### Exercise task
An exact reproduction of the records is required, with all images left out.

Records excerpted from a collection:
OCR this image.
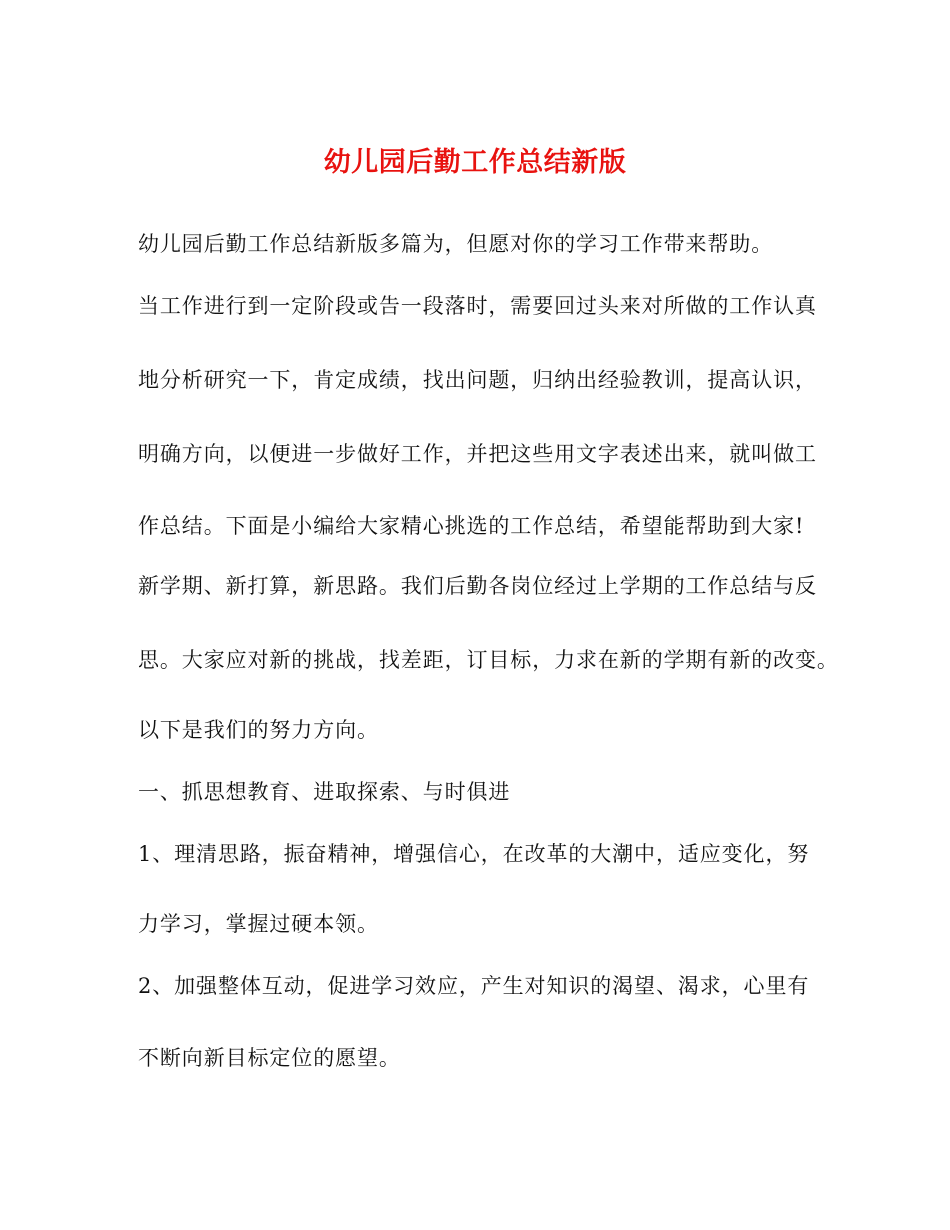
幼儿园后勤工作总结新版
幼儿园后勤工作总结新版多篇为，但愿对你的学习工作带来帮助。
当工作进行到一定阶段或告一段落时，需要回过头来对所做的工作认真
地分析研究一下，肯定成绩，找出问题，归纳出经验教训，提高认识，
明确方向，以便进一步做好工作，并把这些用文字表述出来，就叫做工
作总结。下面是小编给大家精心挑选的工作总结，希望能帮助到大家!
新学期、新打算，新思路。我们后勤各岗位经过上学期的工作总结与反
思。大家应对新的挑战，找差距，订目标，力求在新的学期有新的改变。
以下是我们的努力方向。
一、抓思想教育、进取探索、与时俱进
1、理清思路，振奋精神，增强信心，在改革的大潮中，适应变化，努
力学习，掌握过硬本领。
2、加强整体互动，促进学习效应，产生对知识的渴望、渴求，心里有
不断向新目标定位的愿望。
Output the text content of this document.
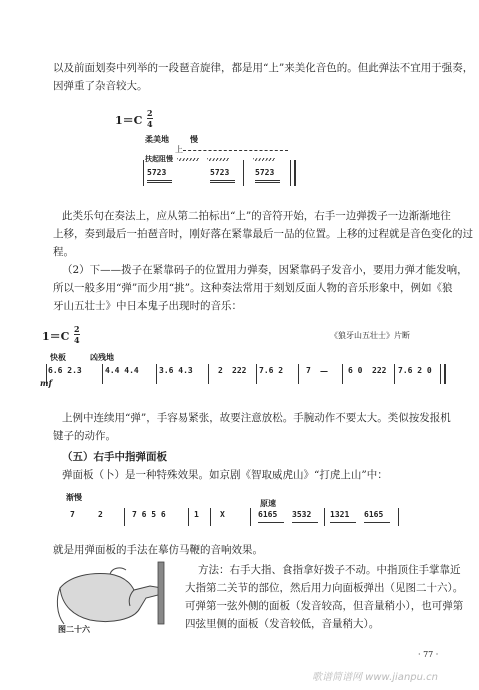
以及前面划奏中列举的一段琶音旋律，都是用“上”来美化音色的。但此弹法不宜用于强奏，
因弹重了杂音较大。
1＝C
2
4
柔美地	慢
上
扶起阻慢
5723	5723	5723
此类乐句在奏法上，应从第二拍标出“上”的音符开始，右手一边弹拨子一边渐渐地往
上移，奏到最后一拍琶音时，刚好落在紧靠最后一品的位置。上移的过程就是音色变化的过
程。
（2）下——拨子在紧靠码子的位置用力弹奏，因紧靠码子发音小，要用力弹才能发响，
所以一般多用“弹”而少用“挑”。这种奏法常用于刻划反面人物的音乐形象中，例如《狼
牙山五壮士》中日本鬼子出现时的音乐：
1＝C
2
4	《狼牙山五壮士》片断
快板	凶残地
6.6 2.3	4.4 4.4	3.6 4.3	2 222 7.6 2	7 —	6 0 222 7.6 2 0
mf
上例中连续用“弹”，手容易紧张，故要注意放松。手腕动作不要太大。类似按发报机
键子的动作。
（五）右手中指弹面板
弹面板（卜）是一种特殊效果。如京剧《智取威虎山》“打虎上山”中：
渐慢
原速
7	2	7 6 5 6	1	X	6165 3532 1321 6165
就是用弹面板的手法在摹仿马鞭的音响效果。
图二十六
方法：右手大指、食指拿好拨子不动。中指顶住手掌靠近
大指第二关节的部位，然后用力向面板弹出（见图二十六）。
可弹第一弦外侧的面板（发音较高，但音量稍小），也可弹第
四弦里侧的面板（发音较低，音量稍大）。
· 77 ·
歌谱简谱网 www.jianpu.cn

### Reply to the exercise
OCR this image.
幼儿园后勤工作总结新版
幼儿园后勤工作总结新版多篇为，但愿对你的学习工作带来帮助。
当工作进行到一定阶段或告一段落时，需要回过头来对所做的工作认真
地分析研究一下，肯定成绩，找出问题，归纳出经验教训，提高认识，
明确方向，以便进一步做好工作，并把这些用文字表述出来，就叫做工
作总结。下面是小编给大家精心挑选的工作总结，希望能帮助到大家!
新学期、新打算，新思路。我们后勤各岗位经过上学期的工作总结与反
思。大家应对新的挑战，找差距，订目标，力求在新的学期有新的改变。
以下是我们的努力方向。
一、抓思想教育、进取探索、与时俱进
1、理清思路，振奋精神，增强信心，在改革的大潮中，适应变化，努
力学习，掌握过硬本领。
2、加强整体互动，促进学习效应，产生对知识的渴望、渴求，心里有
不断向新目标定位的愿望。
Output the text content of this document.
以及前面划奏中列举的一段琶音旋律，都是用“上”来美化音色的。但此弹法不宜用于强奏，
因弹重了杂音较大。
1＝C
2
4
柔美地	慢
上
扶起阻慢
5723	5723	5723
此类乐句在奏法上，应从第二拍标出“上”的音符开始，右手一边弹拨子一边渐渐地往
上移，奏到最后一拍琶音时，刚好落在紧靠最后一品的位置。上移的过程就是音色变化的过
程。
（2）下——拨子在紧靠码子的位置用力弹奏，因紧靠码子发音小，要用力弹才能发响，
所以一般多用“弹”而少用“挑”。这种奏法常用于刻划反面人物的音乐形象中，例如《狼
牙山五壮士》中日本鬼子出现时的音乐：
1＝C
2
4	《狼牙山五壮士》片断
快板	凶残地
6.6 2.3	4.4 4.4	3.6 4.3	2 222 7.6 2	7 —	6 0 222 7.6 2 0
mf
上例中连续用“弹”，手容易紧张，故要注意放松。手腕动作不要太大。类似按发报机
键子的动作。
（五）右手中指弹面板
弹面板（卜）是一种特殊效果。如京剧《智取威虎山》“打虎上山”中：
渐慢
原速
7	2	7 6 5 6	1	X	6165 3532 1321 6165
就是用弹面板的手法在摹仿马鞭的音响效果。
图二十六
方法：右手大指、食指拿好拨子不动。中指顶住手掌靠近
大指第二关节的部位，然后用力向面板弹出（见图二十六）。
可弹第一弦外侧的面板（发音较高，但音量稍小），也可弹第
四弦里侧的面板（发音较低，音量稍大）。
· 77 ·
歌谱简谱网 www.jianpu.cn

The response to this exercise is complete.